• WHAT YOU WILL DO
Transcribe the material in full, exactly as written.

Start MATERIAL PROVIDED

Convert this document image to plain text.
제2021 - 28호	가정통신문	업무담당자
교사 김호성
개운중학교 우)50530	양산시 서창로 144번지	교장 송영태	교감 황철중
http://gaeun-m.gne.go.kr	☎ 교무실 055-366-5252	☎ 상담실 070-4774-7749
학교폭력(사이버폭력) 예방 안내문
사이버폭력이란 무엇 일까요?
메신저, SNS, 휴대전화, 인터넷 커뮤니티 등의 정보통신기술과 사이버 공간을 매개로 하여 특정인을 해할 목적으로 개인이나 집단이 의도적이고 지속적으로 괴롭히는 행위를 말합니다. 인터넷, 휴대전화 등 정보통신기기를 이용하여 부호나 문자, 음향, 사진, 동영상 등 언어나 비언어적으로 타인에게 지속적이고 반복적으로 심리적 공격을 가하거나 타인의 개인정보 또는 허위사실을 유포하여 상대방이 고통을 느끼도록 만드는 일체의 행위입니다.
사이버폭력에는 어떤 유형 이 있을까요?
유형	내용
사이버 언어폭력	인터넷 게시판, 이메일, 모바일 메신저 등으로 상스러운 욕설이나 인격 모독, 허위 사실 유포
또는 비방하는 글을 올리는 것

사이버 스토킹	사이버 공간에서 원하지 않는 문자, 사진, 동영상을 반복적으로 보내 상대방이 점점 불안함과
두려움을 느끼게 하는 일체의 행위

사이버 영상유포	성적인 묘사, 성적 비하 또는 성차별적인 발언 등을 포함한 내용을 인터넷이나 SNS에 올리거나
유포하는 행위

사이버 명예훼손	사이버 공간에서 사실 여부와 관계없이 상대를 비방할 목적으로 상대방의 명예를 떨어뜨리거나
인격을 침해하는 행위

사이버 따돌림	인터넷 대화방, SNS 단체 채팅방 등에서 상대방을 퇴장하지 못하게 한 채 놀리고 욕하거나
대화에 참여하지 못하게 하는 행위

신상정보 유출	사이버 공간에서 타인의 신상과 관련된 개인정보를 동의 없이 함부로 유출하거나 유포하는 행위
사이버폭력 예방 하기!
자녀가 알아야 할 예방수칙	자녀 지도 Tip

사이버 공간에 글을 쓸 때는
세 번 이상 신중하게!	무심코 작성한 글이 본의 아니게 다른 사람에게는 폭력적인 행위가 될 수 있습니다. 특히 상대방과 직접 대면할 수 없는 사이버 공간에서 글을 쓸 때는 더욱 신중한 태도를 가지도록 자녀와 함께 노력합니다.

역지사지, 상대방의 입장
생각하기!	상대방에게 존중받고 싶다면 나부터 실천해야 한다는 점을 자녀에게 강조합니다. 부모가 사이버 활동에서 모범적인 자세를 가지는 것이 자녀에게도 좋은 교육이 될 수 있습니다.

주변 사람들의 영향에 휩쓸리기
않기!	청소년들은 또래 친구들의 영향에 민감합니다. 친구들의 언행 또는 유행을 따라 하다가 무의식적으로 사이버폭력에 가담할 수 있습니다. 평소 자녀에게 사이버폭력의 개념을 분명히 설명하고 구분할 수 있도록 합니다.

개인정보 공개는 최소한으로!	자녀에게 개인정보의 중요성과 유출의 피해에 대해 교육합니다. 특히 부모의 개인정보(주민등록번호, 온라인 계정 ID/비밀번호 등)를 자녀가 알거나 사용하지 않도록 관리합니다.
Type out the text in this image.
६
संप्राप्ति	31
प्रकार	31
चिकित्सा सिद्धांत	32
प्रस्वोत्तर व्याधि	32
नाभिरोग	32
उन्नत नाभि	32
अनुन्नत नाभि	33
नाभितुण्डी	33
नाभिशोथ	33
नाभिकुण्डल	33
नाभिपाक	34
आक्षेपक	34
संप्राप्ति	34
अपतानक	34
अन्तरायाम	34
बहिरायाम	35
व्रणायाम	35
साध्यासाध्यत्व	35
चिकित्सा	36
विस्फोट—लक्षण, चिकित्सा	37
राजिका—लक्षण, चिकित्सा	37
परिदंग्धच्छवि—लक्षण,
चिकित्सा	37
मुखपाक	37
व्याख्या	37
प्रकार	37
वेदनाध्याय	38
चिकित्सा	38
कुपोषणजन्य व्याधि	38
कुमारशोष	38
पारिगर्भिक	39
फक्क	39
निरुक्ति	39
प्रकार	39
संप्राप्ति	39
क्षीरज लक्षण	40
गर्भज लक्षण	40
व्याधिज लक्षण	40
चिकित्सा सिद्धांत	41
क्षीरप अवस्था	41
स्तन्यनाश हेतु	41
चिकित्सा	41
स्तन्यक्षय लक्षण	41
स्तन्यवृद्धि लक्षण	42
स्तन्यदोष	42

End MATERIAL PROVIDED

• RIGHT ANSWER
Convert this document image to plain text.
제2021 - 28호	가정통신문	업무담당자
교사 김호성
개운중학교 우)50530	양산시 서창로 144번지	교장 송영태	교감 황철중
http://gaeun-m.gne.go.kr	☎ 교무실 055-366-5252	☎ 상담실 070-4774-7749
학교폭력(사이버폭력) 예방 안내문
사이버폭력이란 무엇 일까요?
메신저, SNS, 휴대전화, 인터넷 커뮤니티 등의 정보통신기술과 사이버 공간을 매개로 하여 특정인을 해할 목적으로 개인이나 집단이 의도적이고 지속적으로 괴롭히는 행위를 말합니다. 인터넷, 휴대전화 등 정보통신기기를 이용하여 부호나 문자, 음향, 사진, 동영상 등 언어나 비언어적으로 타인에게 지속적이고 반복적으로 심리적 공격을 가하거나 타인의 개인정보 또는 허위사실을 유포하여 상대방이 고통을 느끼도록 만드는 일체의 행위입니다.
사이버폭력에는 어떤 유형 이 있을까요?
유형	내용
사이버 언어폭력	인터넷 게시판, 이메일, 모바일 메신저 등으로 상스러운 욕설이나 인격 모독, 허위 사실 유포
또는 비방하는 글을 올리는 것

사이버 스토킹	사이버 공간에서 원하지 않는 문자, 사진, 동영상을 반복적으로 보내 상대방이 점점 불안함과
두려움을 느끼게 하는 일체의 행위

사이버 영상유포	성적인 묘사, 성적 비하 또는 성차별적인 발언 등을 포함한 내용을 인터넷이나 SNS에 올리거나
유포하는 행위

사이버 명예훼손	사이버 공간에서 사실 여부와 관계없이 상대를 비방할 목적으로 상대방의 명예를 떨어뜨리거나
인격을 침해하는 행위

사이버 따돌림	인터넷 대화방, SNS 단체 채팅방 등에서 상대방을 퇴장하지 못하게 한 채 놀리고 욕하거나
대화에 참여하지 못하게 하는 행위

신상정보 유출	사이버 공간에서 타인의 신상과 관련된 개인정보를 동의 없이 함부로 유출하거나 유포하는 행위
사이버폭력 예방 하기!
자녀가 알아야 할 예방수칙	자녀 지도 Tip

사이버 공간에 글을 쓸 때는
세 번 이상 신중하게!	무심코 작성한 글이 본의 아니게 다른 사람에게는 폭력적인 행위가 될 수 있습니다. 특히 상대방과 직접 대면할 수 없는 사이버 공간에서 글을 쓸 때는 더욱 신중한 태도를 가지도록 자녀와 함께 노력합니다.

역지사지, 상대방의 입장
생각하기!	상대방에게 존중받고 싶다면 나부터 실천해야 한다는 점을 자녀에게 강조합니다. 부모가 사이버 활동에서 모범적인 자세를 가지는 것이 자녀에게도 좋은 교육이 될 수 있습니다.

주변 사람들의 영향에 휩쓸리기
않기!	청소년들은 또래 친구들의 영향에 민감합니다. 친구들의 언행 또는 유행을 따라 하다가 무의식적으로 사이버폭력에 가담할 수 있습니다. 평소 자녀에게 사이버폭력의 개념을 분명히 설명하고 구분할 수 있도록 합니다.

개인정보 공개는 최소한으로!	자녀에게 개인정보의 중요성과 유출의 피해에 대해 교육합니다. 특히 부모의 개인정보(주민등록번호, 온라인 계정 ID/비밀번호 등)를 자녀가 알거나 사용하지 않도록 관리합니다.
Type out the text in this image.
६
संप्राप्ति	31
प्रकार	31
चिकित्सा सिद्धांत	32
प्रस्वोत्तर व्याधि	32
नाभिरोग	32
उन्नत नाभि	32
अनुन्नत नाभि	33
नाभितुण्डी	33
नाभिशोथ	33
नाभिकुण्डल	33
नाभिपाक	34
आक्षेपक	34
संप्राप्ति	34
अपतानक	34
अन्तरायाम	34
बहिरायाम	35
व्रणायाम	35
साध्यासाध्यत्व	35
चिकित्सा	36
विस्फोट—लक्षण, चिकित्सा	37
राजिका—लक्षण, चिकित्सा	37
परिदंग्धच्छवि—लक्षण,
चिकित्सा	37
मुखपाक	37
व्याख्या	37
प्रकार	37
वेदनाध्याय	38
चिकित्सा	38
कुपोषणजन्य व्याधि	38
कुमारशोष	38
पारिगर्भिक	39
फक्क	39
निरुक्ति	39
प्रकार	39
संप्राप्ति	39
क्षीरज लक्षण	40
गर्भज लक्षण	40
व्याधिज लक्षण	40
चिकित्सा सिद्धांत	41
क्षीरप अवस्था	41
स्तन्यनाश हेतु	41
चिकित्सा	41
स्तन्यक्षय लक्षण	41
स्तन्यवृद्धि लक्षण	42
स्तन्यदोष	42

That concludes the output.